* What is needed: Write out the material exactly. Do not include the pictures.

* Information given:
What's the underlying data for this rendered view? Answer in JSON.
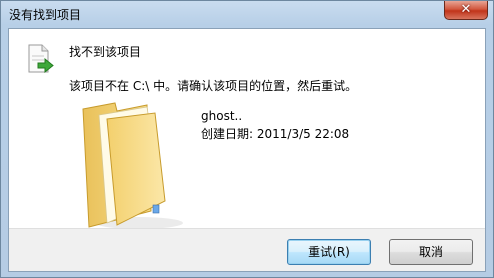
{
  "window": {
    "title": "没有找到项目",
    "close_symbol": "✕"
  },
  "dialog": {
    "heading": "找不到该项目",
    "message": "该项目不在 C:\\ 中。请确认该项目的位置，然后重试。",
    "file_name": "ghost..",
    "created_date": "创建日期: 2011/3/5 22:08",
    "icons": {
      "document": "document-move-icon",
      "folder": "folder-icon"
    }
  },
  "buttons": {
    "retry_label": "重试(R)",
    "cancel_label": "取消"
  },
  "colors": {
    "title_gradient_top": "#c9dcef",
    "folder": "#f5d77c",
    "arrow": "#3ea83a",
    "close_button": "#c1341a"
  }
}
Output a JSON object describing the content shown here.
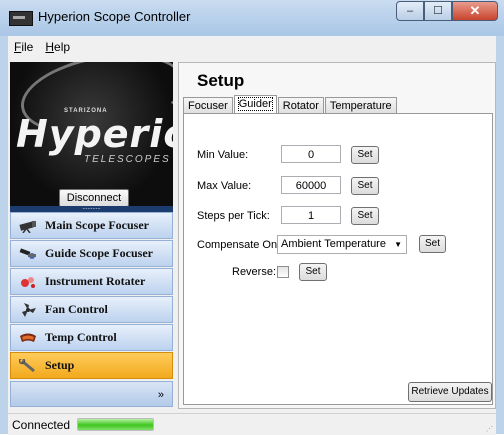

* In response:
What's the underlying data for this rendered view? Answer in JSON.
{
  "window": {
    "title": "没有找到项目",
    "close_symbol": "✕"
  },
  "dialog": {
    "heading": "找不到该项目",
    "message": "该项目不在 C:\\ 中。请确认该项目的位置，然后重试。",
    "file_name": "ghost..",
    "created_date": "创建日期: 2011/3/5 22:08",
    "icons": {
      "document": "document-move-icon",
      "folder": "folder-icon"
    }
  },
  "buttons": {
    "retry_label": "重试(R)",
    "cancel_label": "取消"
  },
  "colors": {
    "title_gradient_top": "#c9dcef",
    "folder": "#f5d77c",
    "arrow": "#3ea83a",
    "close_button": "#c1341a"
  }
}
Output a JSON object describing the content shown here.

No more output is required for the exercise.